**Task to carry out**
Return the passage of the article on public trust in scientists starting at "Public hesitant to" and ending at "with bad news.", copied word for word.

**Source passage**
Public hesitant to believe scientists, says study

 

OTTAWA — A newly released American study suggests the public often rejects the opinions of scientific experts.

The public tends not to trust scientists, says research from California – but there’s a twist. People are mainly reluctant to believe good news, it turns out – such as the message that a flu vaccine is safe. But the public is more likely to trust the researchers who frighten with bad news.

Overall, the study, published in a research journal called Public Understanding of Science, concludes that “scientists’ efforts to influence public opinion have a limited effect.”

The work is based on a public opinion survey of 1,475 Californians to assess whether people trust safety studies on offshore oil drilling. It predates this summer’s massive oil leak in the Gulf of Mexico, but offshore oil drilling has been a hot political issue in California for years.

The analysis from professors at the University of California at Santa Barbara found that people tended to disregard much of what the safety studies found. The limited amount they did believe tended to be the parts that showed dangers were worse than they had feared.

The study suggests one reason why conspiracy theories spread so easily on the Internet: they’re often based on scary scenarios, such as the mind-control chemicals that governments are allegedly spraying from commercial airliners.

Last winter, Ottawa’s public health leaders met an unexpected hurdle: many people refused to trust the H1N1 vaccine’s safety despite reassurances from the medical establishment.

“People were dubious. There was a healthy dose of people who were concerned about the vaccination and didn’t have confidence in it,” said City of Ottawa Coun. Diane Deans, who chairs Ottawa’s protective services committee.

That distrust kept many people away from vaccination clinics. “We had one of the highest rates of vaccination in the entire province but we certainly didn’t vaccinate anywhere near everybody. We got 50 per cent, if I recall,” Deans said.

Scientists have worried for years about surveys that show the public doesn’t always trust them. The public tends to be suspicious about the motives of science, thinking that industrial research leads to pollution, and government research may have hidden political motives.

This study is the first to show evidence that the amount of suspicion depends on what the scientific message is saying.

**Extracted records**
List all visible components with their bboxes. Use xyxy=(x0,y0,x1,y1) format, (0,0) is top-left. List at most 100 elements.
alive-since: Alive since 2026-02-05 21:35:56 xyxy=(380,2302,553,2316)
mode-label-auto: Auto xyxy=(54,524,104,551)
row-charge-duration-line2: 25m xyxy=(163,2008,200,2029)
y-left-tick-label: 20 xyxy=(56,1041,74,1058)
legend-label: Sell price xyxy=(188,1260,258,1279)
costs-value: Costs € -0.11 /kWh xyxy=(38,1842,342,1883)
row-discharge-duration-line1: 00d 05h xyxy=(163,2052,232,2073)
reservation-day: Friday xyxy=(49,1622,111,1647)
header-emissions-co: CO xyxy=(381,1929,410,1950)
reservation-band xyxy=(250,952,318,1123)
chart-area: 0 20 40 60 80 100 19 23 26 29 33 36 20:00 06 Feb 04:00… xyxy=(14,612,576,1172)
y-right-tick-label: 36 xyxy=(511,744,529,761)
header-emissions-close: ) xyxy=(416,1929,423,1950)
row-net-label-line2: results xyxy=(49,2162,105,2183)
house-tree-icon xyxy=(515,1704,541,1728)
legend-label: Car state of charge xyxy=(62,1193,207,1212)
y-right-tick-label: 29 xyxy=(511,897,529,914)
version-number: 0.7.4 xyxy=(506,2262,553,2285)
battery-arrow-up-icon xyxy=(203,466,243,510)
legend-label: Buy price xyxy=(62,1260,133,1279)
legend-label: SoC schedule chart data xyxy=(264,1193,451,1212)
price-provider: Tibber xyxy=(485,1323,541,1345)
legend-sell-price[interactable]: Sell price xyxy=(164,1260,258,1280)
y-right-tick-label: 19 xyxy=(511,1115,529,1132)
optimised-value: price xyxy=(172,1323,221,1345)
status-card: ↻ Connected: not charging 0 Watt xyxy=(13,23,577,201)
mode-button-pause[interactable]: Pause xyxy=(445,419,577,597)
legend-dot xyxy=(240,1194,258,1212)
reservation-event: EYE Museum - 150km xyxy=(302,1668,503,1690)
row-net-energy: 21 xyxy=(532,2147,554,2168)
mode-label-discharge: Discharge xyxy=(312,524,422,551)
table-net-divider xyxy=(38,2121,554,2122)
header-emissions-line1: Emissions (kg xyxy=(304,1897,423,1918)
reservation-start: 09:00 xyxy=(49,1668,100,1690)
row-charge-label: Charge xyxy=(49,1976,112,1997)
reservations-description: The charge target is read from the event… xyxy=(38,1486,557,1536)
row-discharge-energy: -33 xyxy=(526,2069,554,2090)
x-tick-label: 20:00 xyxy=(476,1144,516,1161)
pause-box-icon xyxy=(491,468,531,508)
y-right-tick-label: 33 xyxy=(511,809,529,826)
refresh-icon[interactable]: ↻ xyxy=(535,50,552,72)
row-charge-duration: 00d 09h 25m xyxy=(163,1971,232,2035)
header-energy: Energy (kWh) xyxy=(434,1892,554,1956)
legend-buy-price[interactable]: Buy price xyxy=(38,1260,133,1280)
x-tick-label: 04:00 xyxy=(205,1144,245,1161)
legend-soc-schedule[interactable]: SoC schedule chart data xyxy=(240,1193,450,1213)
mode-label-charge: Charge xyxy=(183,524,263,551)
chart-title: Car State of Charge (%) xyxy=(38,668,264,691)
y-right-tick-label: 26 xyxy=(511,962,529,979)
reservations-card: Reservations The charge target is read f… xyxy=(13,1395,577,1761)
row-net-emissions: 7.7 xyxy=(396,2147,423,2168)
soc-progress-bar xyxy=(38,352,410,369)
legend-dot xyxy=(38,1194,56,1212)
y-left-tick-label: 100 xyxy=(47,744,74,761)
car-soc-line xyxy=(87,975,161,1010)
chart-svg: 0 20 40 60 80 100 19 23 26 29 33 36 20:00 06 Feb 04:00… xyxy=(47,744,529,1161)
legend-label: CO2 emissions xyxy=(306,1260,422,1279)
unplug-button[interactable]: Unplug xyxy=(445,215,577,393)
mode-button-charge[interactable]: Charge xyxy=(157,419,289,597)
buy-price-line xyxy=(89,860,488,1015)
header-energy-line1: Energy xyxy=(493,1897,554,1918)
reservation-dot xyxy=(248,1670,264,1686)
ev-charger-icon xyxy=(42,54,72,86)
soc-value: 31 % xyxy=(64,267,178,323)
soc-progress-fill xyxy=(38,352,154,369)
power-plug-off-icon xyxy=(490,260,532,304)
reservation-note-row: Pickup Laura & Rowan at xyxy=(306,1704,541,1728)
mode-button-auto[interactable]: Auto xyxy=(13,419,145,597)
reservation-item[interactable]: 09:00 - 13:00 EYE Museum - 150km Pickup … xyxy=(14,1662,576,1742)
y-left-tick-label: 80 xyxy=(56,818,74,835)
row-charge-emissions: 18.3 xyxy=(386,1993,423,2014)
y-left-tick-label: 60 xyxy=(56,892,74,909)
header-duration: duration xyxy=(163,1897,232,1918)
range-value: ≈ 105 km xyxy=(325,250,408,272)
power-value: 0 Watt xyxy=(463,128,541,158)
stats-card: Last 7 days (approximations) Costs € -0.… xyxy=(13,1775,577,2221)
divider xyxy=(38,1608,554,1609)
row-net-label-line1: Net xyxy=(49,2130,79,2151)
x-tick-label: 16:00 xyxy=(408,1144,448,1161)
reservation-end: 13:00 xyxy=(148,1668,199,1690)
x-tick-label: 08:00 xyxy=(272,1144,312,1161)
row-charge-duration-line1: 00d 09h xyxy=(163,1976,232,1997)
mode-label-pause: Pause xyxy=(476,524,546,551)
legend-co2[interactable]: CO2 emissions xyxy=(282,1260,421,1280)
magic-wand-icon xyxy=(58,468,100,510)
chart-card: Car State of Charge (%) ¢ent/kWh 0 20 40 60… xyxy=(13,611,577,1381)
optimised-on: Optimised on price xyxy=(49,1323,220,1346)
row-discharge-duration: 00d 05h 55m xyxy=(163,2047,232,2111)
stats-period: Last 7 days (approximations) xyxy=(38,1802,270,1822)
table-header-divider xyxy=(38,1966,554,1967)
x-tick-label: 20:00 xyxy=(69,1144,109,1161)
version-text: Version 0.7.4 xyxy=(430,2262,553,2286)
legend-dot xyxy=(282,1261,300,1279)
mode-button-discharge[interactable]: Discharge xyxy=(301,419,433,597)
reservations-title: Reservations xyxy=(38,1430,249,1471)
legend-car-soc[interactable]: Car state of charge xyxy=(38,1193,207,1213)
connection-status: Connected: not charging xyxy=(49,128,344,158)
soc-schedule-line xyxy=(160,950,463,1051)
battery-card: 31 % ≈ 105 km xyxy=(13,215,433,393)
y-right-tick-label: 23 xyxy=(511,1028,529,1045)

**Completed exercise**
Public hesitant to believe scientists, says study

 

OTTAWA — A newly released American study suggests the public often rejects the opinions of scientific experts.

The public tends not to trust scientists, says research from California – but there’s a twist. People are mainly reluctant to believe good news, it turns out – such as the message that a flu vaccine is safe. But the public is more likely to trust the researchers who frighten with bad news.